▶ **Problem to work on**: Write out the records that appear below, verbatim and complete, but without pictures.

▶ **Data shown**:

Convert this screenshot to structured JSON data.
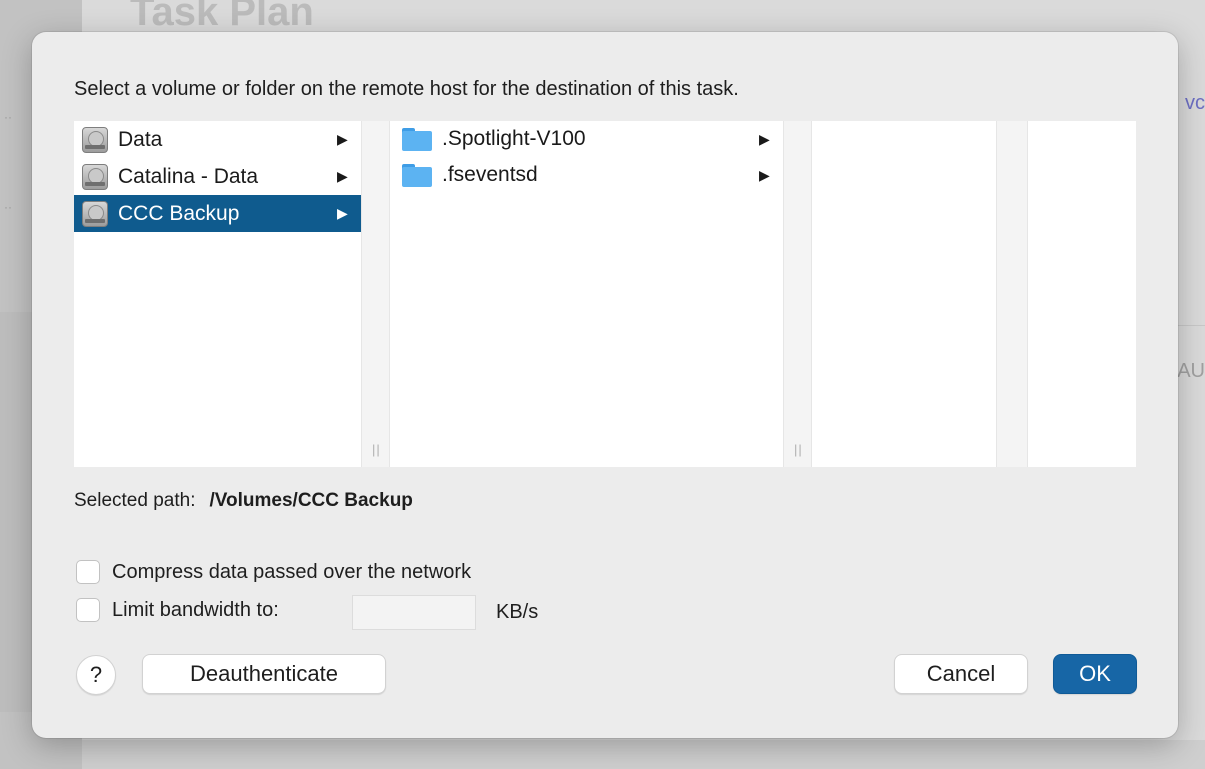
{
  "background": {
    "title": "Task Plan",
    "link_fragment": "vc",
    "label_fragment": "AU"
  },
  "dialog": {
    "prompt": "Select a volume or folder on the remote host for the destination of this task.",
    "columns": {
      "volumes": [
        {
          "label": "Data",
          "icon": "disk-icon",
          "selected": false
        },
        {
          "label": "Catalina - Data",
          "icon": "disk-icon",
          "selected": false
        },
        {
          "label": "CCC Backup",
          "icon": "disk-icon",
          "selected": true
        }
      ],
      "folders": [
        {
          "label": ".Spotlight-V100",
          "icon": "folder-icon"
        },
        {
          "label": ".fseventsd",
          "icon": "folder-icon"
        }
      ]
    },
    "selected_path_label": "Selected path:",
    "selected_path_value": "/Volumes/CCC Backup",
    "compress_label": "Compress data passed over the network",
    "compress_checked": false,
    "limit_label": "Limit bandwidth to:",
    "limit_checked": false,
    "limit_value": "",
    "limit_unit": "KB/s",
    "help_label": "?",
    "deauth_label": "Deauthenticate",
    "cancel_label": "Cancel",
    "ok_label": "OK",
    "colors": {
      "selection": "#0f5b8e",
      "ok_button": "#1766a6",
      "folder": "#5cb3f2"
    }
  }
}
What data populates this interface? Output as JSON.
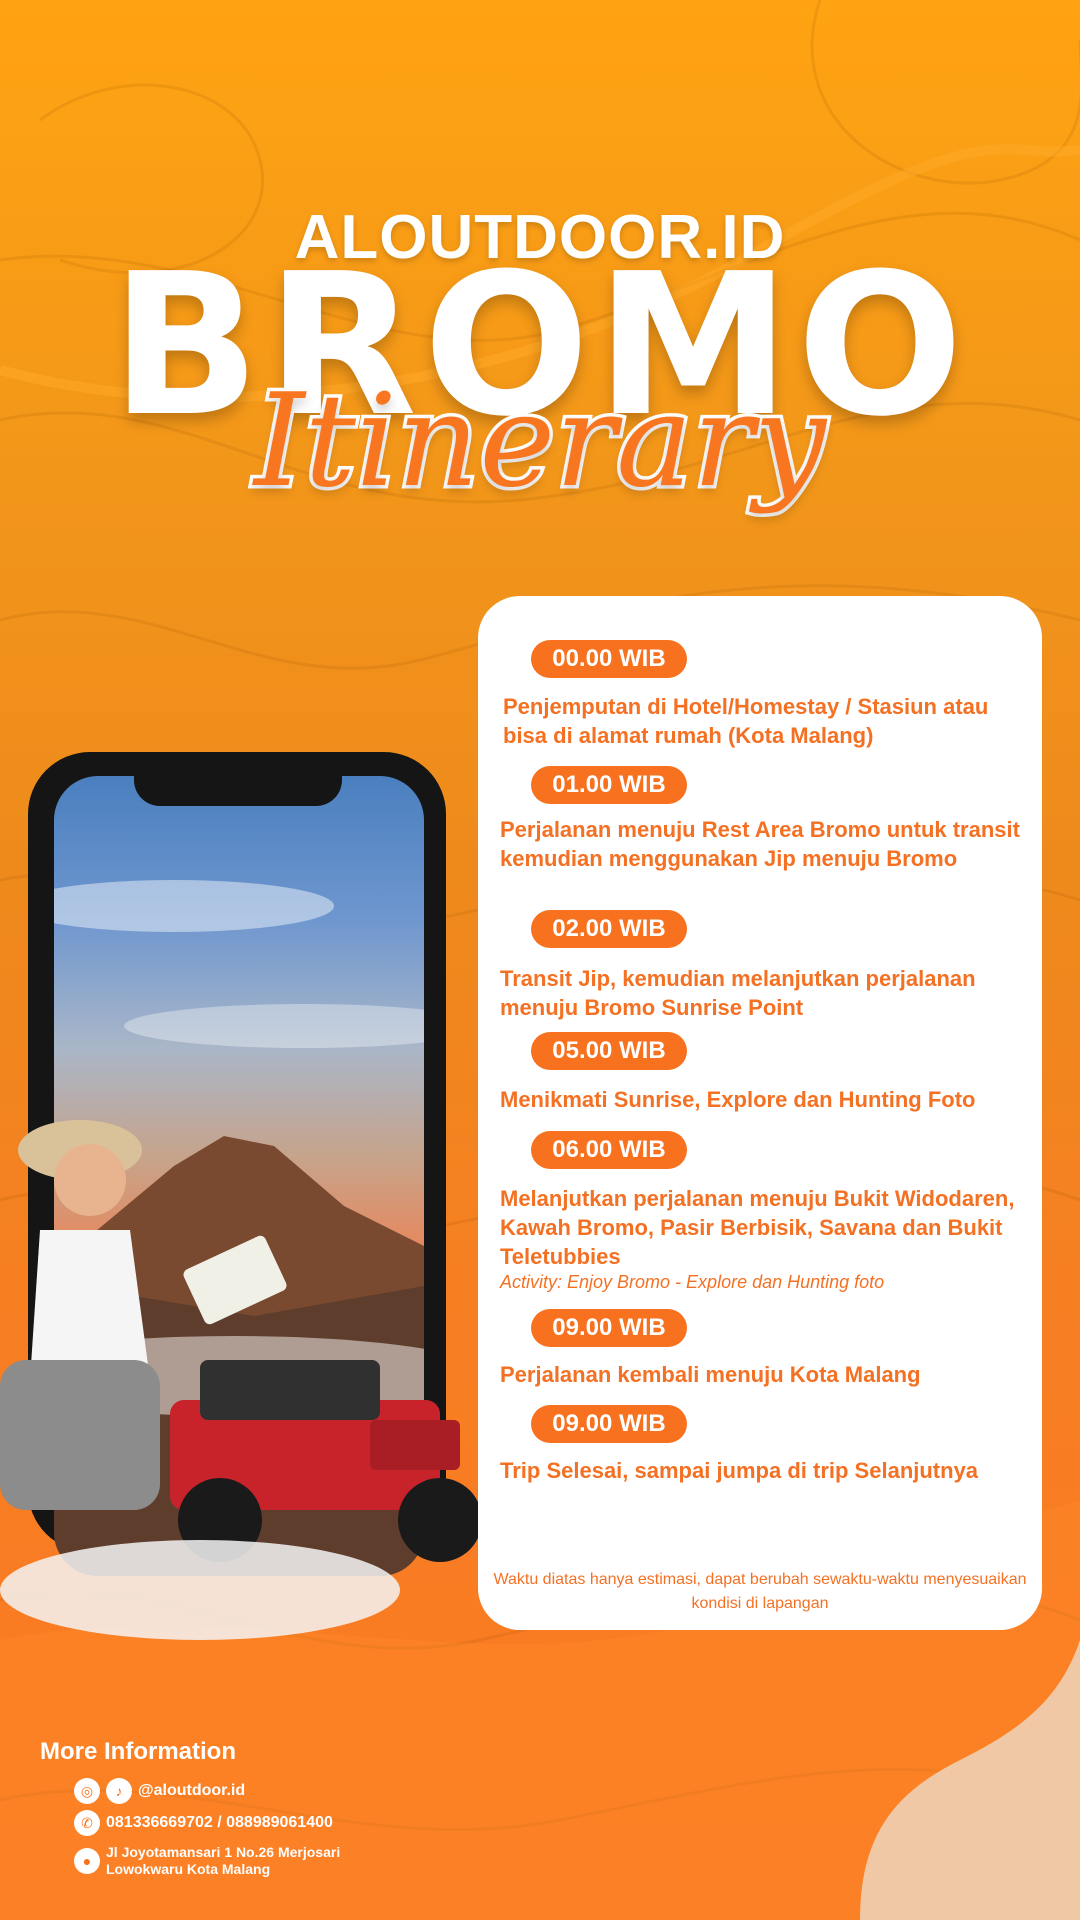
{
  "header": {
    "brand": "ALOUTDOOR.ID",
    "title": "BROMO",
    "subtitle": "Itinerary"
  },
  "schedule": [
    {
      "time": "00.00 WIB",
      "description": "Penjemputan di Hotel/Homestay / Stasiun atau bisa di alamat rumah (Kota Malang)"
    },
    {
      "time": "01.00 WIB",
      "description": "Perjalanan menuju Rest Area Bromo untuk transit kemudian menggunakan Jip menuju Bromo"
    },
    {
      "time": "02.00 WIB",
      "description": "Transit Jip, kemudian melanjutkan perjalanan menuju Bromo Sunrise Point"
    },
    {
      "time": "05.00 WIB",
      "description": "Menikmati Sunrise, Explore dan Hunting Foto"
    },
    {
      "time": "06.00 WIB",
      "description": "Melanjutkan perjalanan menuju Bukit Widodaren, Kawah Bromo, Pasir Berbisik, Savana dan Bukit Teletubbies",
      "activity": "Activity: Enjoy Bromo - Explore dan Hunting foto"
    },
    {
      "time": "09.00 WIB",
      "description": "Perjalanan kembali menuju Kota Malang"
    },
    {
      "time": "09.00 WIB",
      "description": "Trip Selesai, sampai jumpa di trip Selanjutnya"
    }
  ],
  "disclaimer": "Waktu diatas hanya estimasi, dapat berubah sewaktu-waktu menyesuaikan kondisi di lapangan",
  "info": {
    "title": "More Information",
    "social": "@aloutdoor.id",
    "phone": "081336669702 / 088989061400",
    "address_line1": "Jl Joyotamansari 1 No.26 Merjosari",
    "address_line2": "Lowokwaru Kota Malang"
  },
  "colors": {
    "accent": "#f7711f",
    "background": "#f39a19",
    "card": "#ffffff"
  }
}
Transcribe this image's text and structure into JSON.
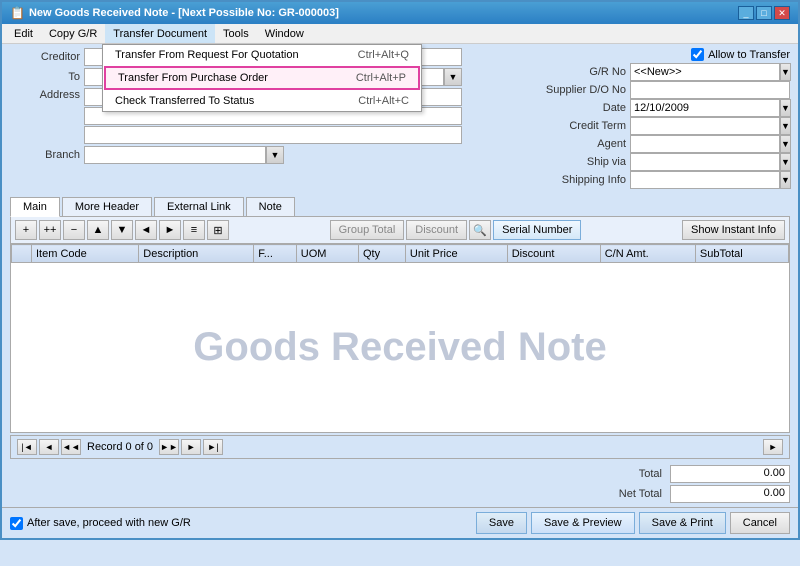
{
  "window": {
    "title": "New Goods Received Note - [Next Possible No: GR-000003]",
    "controls": [
      "minimize",
      "maximize",
      "close"
    ]
  },
  "menubar": {
    "items": [
      "Edit",
      "Copy G/R",
      "Transfer Document",
      "Tools",
      "Window"
    ]
  },
  "dropdown": {
    "parent": "Transfer Document",
    "items": [
      {
        "label": "Transfer From Request For Quotation",
        "shortcut": "Ctrl+Alt+Q",
        "highlighted": false
      },
      {
        "label": "Transfer From Purchase Order",
        "shortcut": "Ctrl+Alt+P",
        "highlighted": true
      },
      {
        "label": "Check Transferred To Status",
        "shortcut": "Ctrl+Alt+C",
        "highlighted": false
      }
    ]
  },
  "form": {
    "creditor_label": "Creditor",
    "to_label": "To",
    "address_label": "Address",
    "branch_label": "Branch",
    "allow_transfer_label": "Allow to Transfer",
    "gr_no_label": "G/R No",
    "gr_no_value": "<<New>>",
    "supplier_do_label": "Supplier D/O No",
    "date_label": "Date",
    "date_value": "12/10/2009",
    "credit_term_label": "Credit Term",
    "agent_label": "Agent",
    "ship_via_label": "Ship via",
    "shipping_info_label": "Shipping Info"
  },
  "tabs": {
    "items": [
      "Main",
      "More Header",
      "External Link",
      "Note"
    ]
  },
  "toolbar": {
    "buttons": [
      "+",
      "++",
      "-",
      "↑",
      "↓",
      "←",
      "→",
      "≡",
      "≡≡"
    ],
    "group_total_label": "Group Total",
    "discount_label": "Discount",
    "search_icon": "🔍",
    "serial_number_label": "Serial Number",
    "show_instant_info_label": "Show Instant Info"
  },
  "table": {
    "columns": [
      "Item Code",
      "Description",
      "F...",
      "UOM",
      "Qty",
      "Unit Price",
      "Discount",
      "C/N Amt.",
      "SubTotal"
    ]
  },
  "watermark": "Goods Received Note",
  "navigation": {
    "record_text": "Record 0 of 0"
  },
  "totals": {
    "total_label": "Total",
    "total_value": "0.00",
    "net_total_label": "Net Total",
    "net_total_value": "0.00"
  },
  "footer": {
    "checkbox_label": "After save, proceed with new G/R",
    "save_label": "Save",
    "save_preview_label": "Save & Preview",
    "save_print_label": "Save & Print",
    "cancel_label": "Cancel"
  }
}
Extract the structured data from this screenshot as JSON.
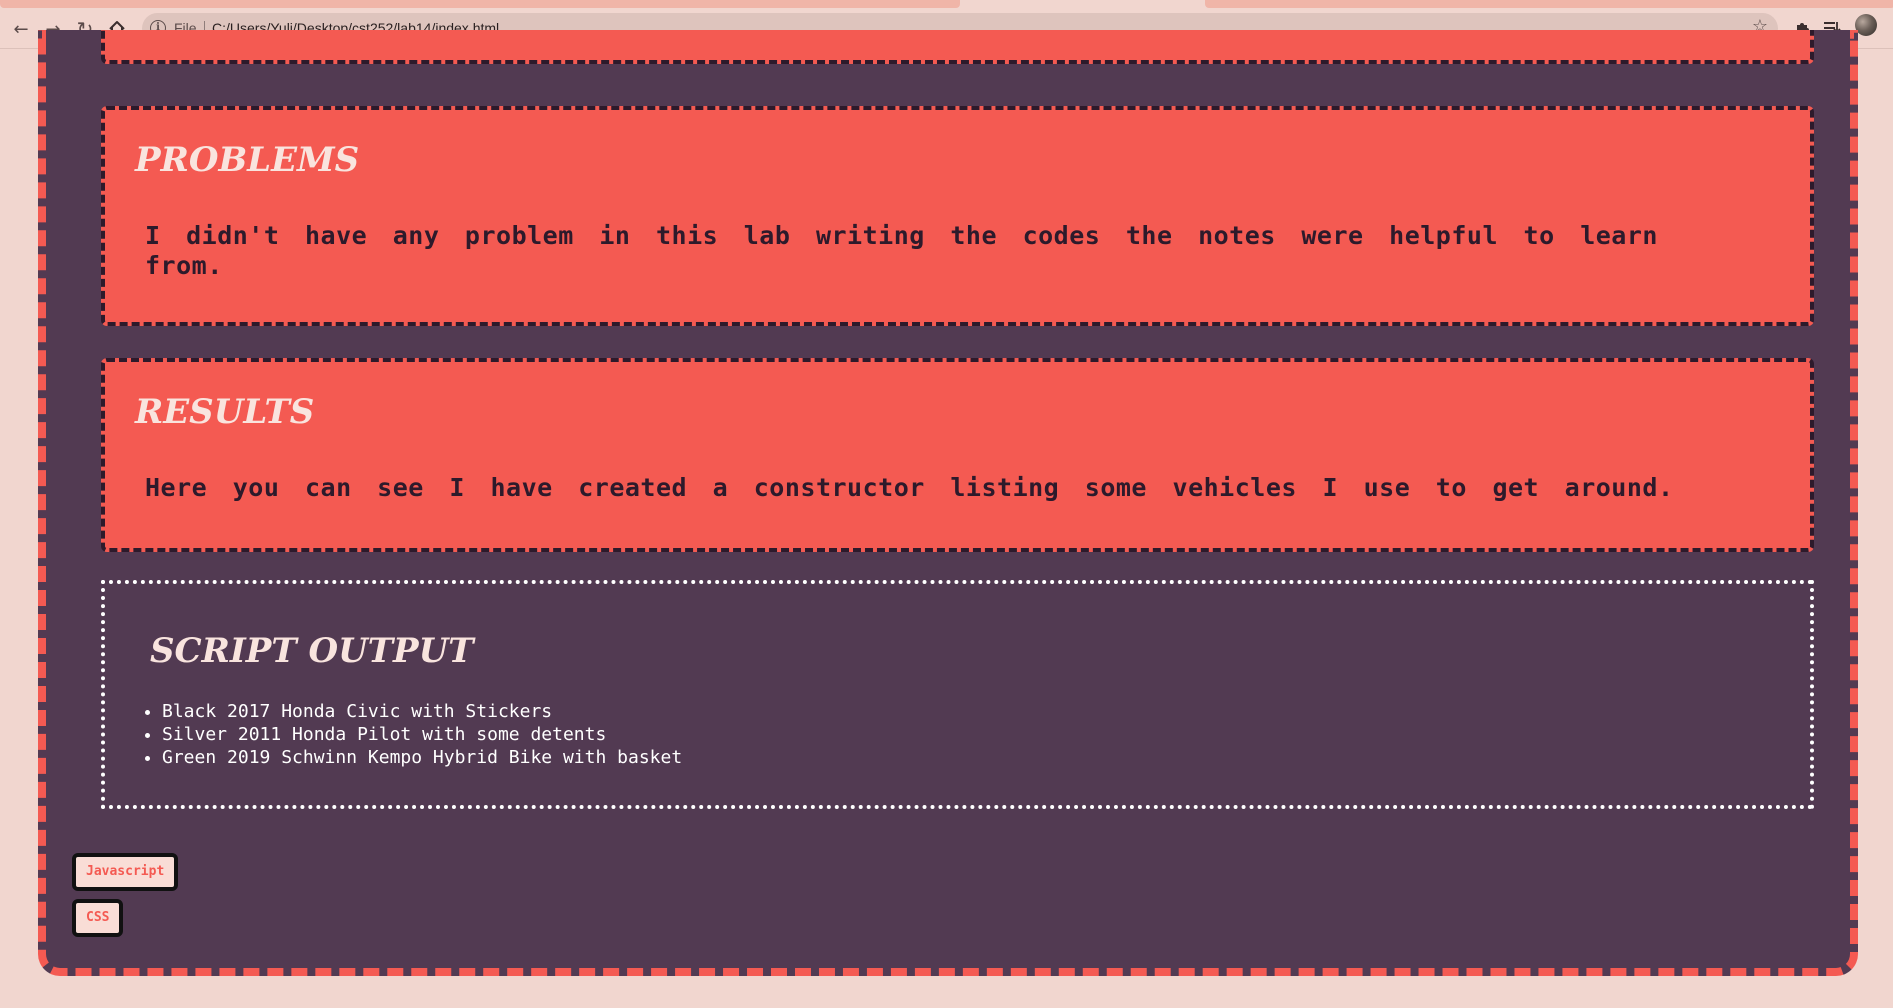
{
  "browser": {
    "scheme_label": "File",
    "url": "C:/Users/Yuli/Desktop/cst252/lab14/index.html",
    "icons": {
      "back": "arrow-left-icon",
      "forward": "arrow-right-icon",
      "reload": "reload-icon",
      "home": "home-icon",
      "info": "info-icon",
      "bookmark": "star-icon",
      "extensions": "puzzle-icon",
      "reading_list": "reading-list-icon",
      "profile": "avatar"
    }
  },
  "sections": {
    "problems": {
      "heading": "PROBLEMS",
      "text": "I didn't have any problem in this lab writing the codes the notes were helpful to learn from."
    },
    "results": {
      "heading": "RESULTS",
      "text": "Here you can see I have created a constructor listing some vehicles I use to get around."
    }
  },
  "script_output": {
    "heading": "SCRIPT OUTPUT",
    "items": [
      "Black 2017 Honda Civic with Stickers",
      "Silver 2011 Honda Pilot with some detents",
      "Green 2019 Schwinn Kempo Hybrid Bike with basket"
    ]
  },
  "footer_links": {
    "javascript": "Javascript",
    "css": "CSS"
  },
  "colors": {
    "page_background": "#f1d6cf",
    "container": "#523a52",
    "accent": "#f45a52",
    "dark_border": "#2d1a2b",
    "heading_text": "#f9e4de"
  }
}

▶ **Finished task**:
Convert this screenshot to structured JSON data.
{
  "background": {
    "title": "Task Plan",
    "link_fragment": "vc",
    "label_fragment": "AU"
  },
  "dialog": {
    "prompt": "Select a volume or folder on the remote host for the destination of this task.",
    "columns": {
      "volumes": [
        {
          "label": "Data",
          "icon": "disk-icon",
          "selected": false
        },
        {
          "label": "Catalina - Data",
          "icon": "disk-icon",
          "selected": false
        },
        {
          "label": "CCC Backup",
          "icon": "disk-icon",
          "selected": true
        }
      ],
      "folders": [
        {
          "label": ".Spotlight-V100",
          "icon": "folder-icon"
        },
        {
          "label": ".fseventsd",
          "icon": "folder-icon"
        }
      ]
    },
    "selected_path_label": "Selected path:",
    "selected_path_value": "/Volumes/CCC Backup",
    "compress_label": "Compress data passed over the network",
    "compress_checked": false,
    "limit_label": "Limit bandwidth to:",
    "limit_checked": false,
    "limit_value": "",
    "limit_unit": "KB/s",
    "help_label": "?",
    "deauth_label": "Deauthenticate",
    "cancel_label": "Cancel",
    "ok_label": "OK",
    "colors": {
      "selection": "#0f5b8e",
      "ok_button": "#1766a6",
      "folder": "#5cb3f2"
    }
  }
}
What data populates this interface? Output as JSON.
{
  "header": {
    "brand": "ALOUTDOOR.ID",
    "title": "BROMO",
    "subtitle": "Itinerary"
  },
  "schedule": [
    {
      "time": "00.00 WIB",
      "description": "Penjemputan di Hotel/Homestay / Stasiun atau bisa di alamat rumah (Kota Malang)"
    },
    {
      "time": "01.00 WIB",
      "description": "Perjalanan menuju Rest Area Bromo untuk transit kemudian menggunakan Jip menuju Bromo"
    },
    {
      "time": "02.00 WIB",
      "description": "Transit Jip, kemudian melanjutkan perjalanan menuju Bromo Sunrise Point"
    },
    {
      "time": "05.00 WIB",
      "description": "Menikmati Sunrise, Explore dan Hunting Foto"
    },
    {
      "time": "06.00 WIB",
      "description": "Melanjutkan perjalanan menuju Bukit Widodaren, Kawah Bromo, Pasir Berbisik, Savana dan Bukit Teletubbies",
      "activity": "Activity: Enjoy Bromo - Explore dan Hunting foto"
    },
    {
      "time": "09.00 WIB",
      "description": "Perjalanan kembali menuju Kota Malang"
    },
    {
      "time": "09.00 WIB",
      "description": "Trip Selesai, sampai jumpa di trip Selanjutnya"
    }
  ],
  "disclaimer": "Waktu diatas hanya estimasi, dapat berubah sewaktu-waktu menyesuaikan kondisi di lapangan",
  "info": {
    "title": "More Information",
    "social": "@aloutdoor.id",
    "phone": "081336669702 / 088989061400",
    "address_line1": "Jl Joyotamansari 1 No.26 Merjosari",
    "address_line2": "Lowokwaru Kota Malang"
  },
  "colors": {
    "accent": "#f7711f",
    "background": "#f39a19",
    "card": "#ffffff"
  }
}
Transcribe this image's text and structure into JSON.
{
  "window": {
    "title": "New Goods Received Note - [Next Possible No: GR-000003]",
    "controls": [
      "minimize",
      "maximize",
      "close"
    ]
  },
  "menubar": {
    "items": [
      "Edit",
      "Copy G/R",
      "Transfer Document",
      "Tools",
      "Window"
    ]
  },
  "dropdown": {
    "parent": "Transfer Document",
    "items": [
      {
        "label": "Transfer From Request For Quotation",
        "shortcut": "Ctrl+Alt+Q",
        "highlighted": false
      },
      {
        "label": "Transfer From Purchase Order",
        "shortcut": "Ctrl+Alt+P",
        "highlighted": true
      },
      {
        "label": "Check Transferred To Status",
        "shortcut": "Ctrl+Alt+C",
        "highlighted": false
      }
    ]
  },
  "form": {
    "creditor_label": "Creditor",
    "to_label": "To",
    "address_label": "Address",
    "branch_label": "Branch",
    "allow_transfer_label": "Allow to Transfer",
    "gr_no_label": "G/R No",
    "gr_no_value": "<<New>>",
    "supplier_do_label": "Supplier D/O No",
    "date_label": "Date",
    "date_value": "12/10/2009",
    "credit_term_label": "Credit Term",
    "agent_label": "Agent",
    "ship_via_label": "Ship via",
    "shipping_info_label": "Shipping Info"
  },
  "tabs": {
    "items": [
      "Main",
      "More Header",
      "External Link",
      "Note"
    ]
  },
  "toolbar": {
    "buttons": [
      "+",
      "++",
      "-",
      "↑",
      "↓",
      "←",
      "→",
      "≡",
      "≡≡"
    ],
    "group_total_label": "Group Total",
    "discount_label": "Discount",
    "search_icon": "🔍",
    "serial_number_label": "Serial Number",
    "show_instant_info_label": "Show Instant Info"
  },
  "table": {
    "columns": [
      "Item Code",
      "Description",
      "F...",
      "UOM",
      "Qty",
      "Unit Price",
      "Discount",
      "C/N Amt.",
      "SubTotal"
    ]
  },
  "watermark": "Goods Received Note",
  "navigation": {
    "record_text": "Record 0 of 0"
  },
  "totals": {
    "total_label": "Total",
    "total_value": "0.00",
    "net_total_label": "Net Total",
    "net_total_value": "0.00"
  },
  "footer": {
    "checkbox_label": "After save, proceed with new G/R",
    "save_label": "Save",
    "save_preview_label": "Save & Preview",
    "save_print_label": "Save & Print",
    "cancel_label": "Cancel"
  }
}
Extract the structured data from this screenshot as JSON.
{
  "browser": {
    "scheme_label": "File",
    "url": "C:/Users/Yuli/Desktop/cst252/lab14/index.html",
    "icons": {
      "back": "arrow-left-icon",
      "forward": "arrow-right-icon",
      "reload": "reload-icon",
      "home": "home-icon",
      "info": "info-icon",
      "bookmark": "star-icon",
      "extensions": "puzzle-icon",
      "reading_list": "reading-list-icon",
      "profile": "avatar"
    }
  },
  "sections": {
    "problems": {
      "heading": "PROBLEMS",
      "text": "I didn't have any problem in this lab writing the codes the notes were helpful to learn from."
    },
    "results": {
      "heading": "RESULTS",
      "text": "Here you can see I have created a constructor listing some vehicles I use to get around."
    }
  },
  "script_output": {
    "heading": "SCRIPT OUTPUT",
    "items": [
      "Black 2017 Honda Civic with Stickers",
      "Silver 2011 Honda Pilot with some detents",
      "Green 2019 Schwinn Kempo Hybrid Bike with basket"
    ]
  },
  "footer_links": {
    "javascript": "Javascript",
    "css": "CSS"
  },
  "colors": {
    "page_background": "#f1d6cf",
    "container": "#523a52",
    "accent": "#f45a52",
    "dark_border": "#2d1a2b",
    "heading_text": "#f9e4de"
  }
}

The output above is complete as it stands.